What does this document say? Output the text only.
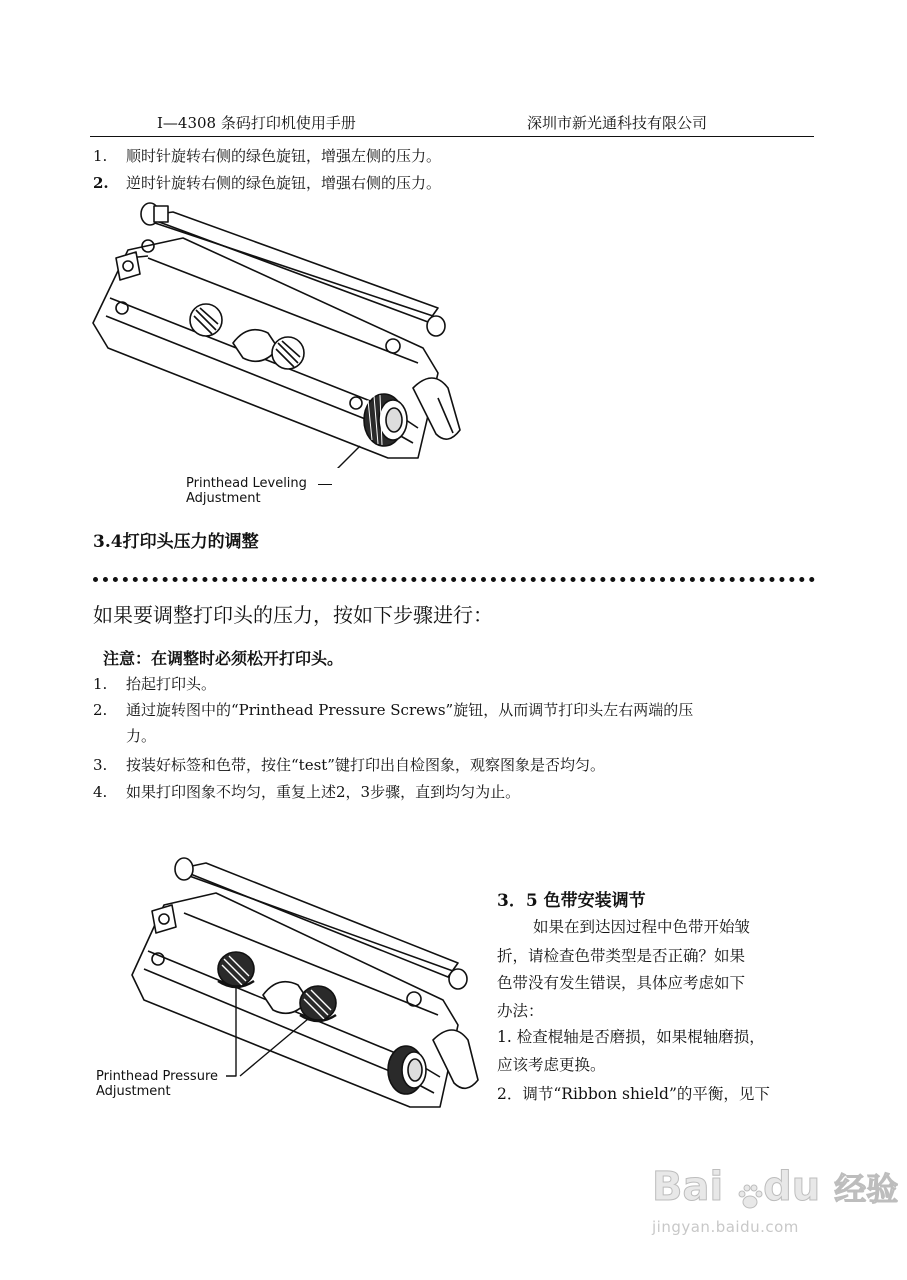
I—4308 条码打印机使用手册	深圳市新光通科技有限公司
1. 顺时针旋转右侧的绿色旋钮，增强左侧的压力。
2. 逆时针旋转右侧的绿色旋钮，增强右侧的压力。
Printhead Leveling
Adjustment
3.4打印头压力的调整
如果要调整打印头的压力，按如下步骤进行：
注意：在调整时必须松开打印头。
1. 抬起打印头。
2. 通过旋转图中的“Printhead Pressure Screws”旋钮，从而调节打印头左右两端的压
力。
3. 按装好标签和色带，按住“test”键打印出自检图象，观察图象是否均匀。
4. 如果打印图象不均匀，重复上述2，3步骤，直到均匀为止。
Printhead Pressure
Adjustment
3．5 色带安装调节
如果在到达因过程中色带开始皱
折，请检查色带类型是否正确？如果
色带没有发生错误，具体应考虑如下
办法：
1. 检查棍轴是否磨损，如果棍轴磨损，
应该考虑更换。
2．调节“Ribbon shield”的平衡，见下
Bai du 经验
jingyan.baidu.com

----

[INSTRUCTION] Write out each entry exactly as given, but skip the pictures.

[RESULT OF THE EXERCISE]
What does this document say? Output the text only.
I—4308 条码打印机使用手册	深圳市新光通科技有限公司
1. 顺时针旋转右侧的绿色旋钮，增强左侧的压力。
2. 逆时针旋转右侧的绿色旋钮，增强右侧的压力。
Printhead Leveling
Adjustment
3.4打印头压力的调整
如果要调整打印头的压力，按如下步骤进行：
注意：在调整时必须松开打印头。
1. 抬起打印头。
2. 通过旋转图中的“Printhead Pressure Screws”旋钮，从而调节打印头左右两端的压
力。
3. 按装好标签和色带，按住“test”键打印出自检图象，观察图象是否均匀。
4. 如果打印图象不均匀，重复上述2，3步骤，直到均匀为止。
Printhead Pressure
Adjustment
3．5 色带安装调节
如果在到达因过程中色带开始皱
折，请检查色带类型是否正确？如果
色带没有发生错误，具体应考虑如下
办法：
1. 检查棍轴是否磨损，如果棍轴磨损，
应该考虑更换。
2．调节“Ribbon shield”的平衡，见下
Bai du 经验
jingyan.baidu.com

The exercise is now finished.